* Given task
Determine which lines of the records include the word "also", and copy them.

### Data records

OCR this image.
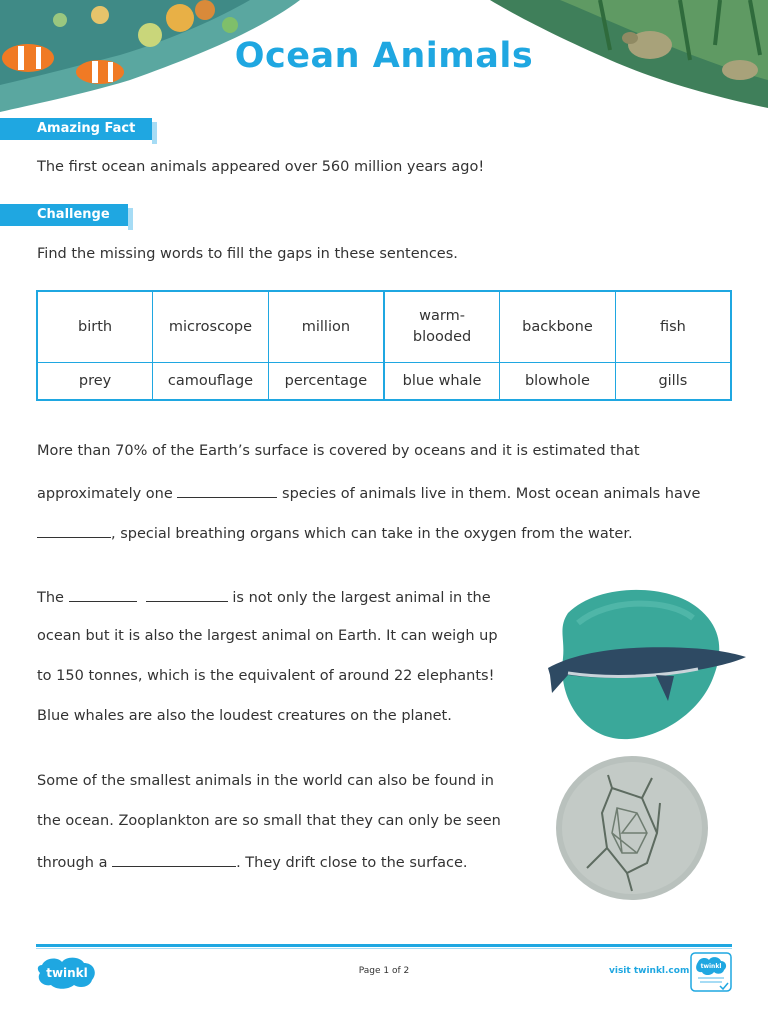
Ocean Animals
Amazing Fact
The first ocean animals appeared over 560 million years ago!
Challenge
Find the missing words to fill the gaps in these sentences.
birth	microscope	million	warm-blooded	backbone	fish
prey	camouflage	percentage	blue whale	blowhole	gills
More than 70% of the Earth’s surface is covered by oceans and it is estimated that
approximately one	species of animals live in them. Most ocean animals have
, special breathing organs which can take in the oxygen from the water.
The	is not only the largest animal in the
ocean but it is also the largest animal on Earth. It can weigh up
to 150 tonnes, which is the equivalent of around 22 elephants!
Blue whales are also the loudest creatures on the planet.
Some of the smallest animals in the world can also be found in
the ocean. Zooplankton are so small that they can only be seen
through a	. They drift close to the surface.
twinkl	Page 1 of 2	visit twinkl.com twinkl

######

* Output of the exercise
ocean but it is also the largest animal on Earth. It can weigh up
Blue whales are also the loudest creatures on the planet.
Some of the smallest animals in the world can also be found in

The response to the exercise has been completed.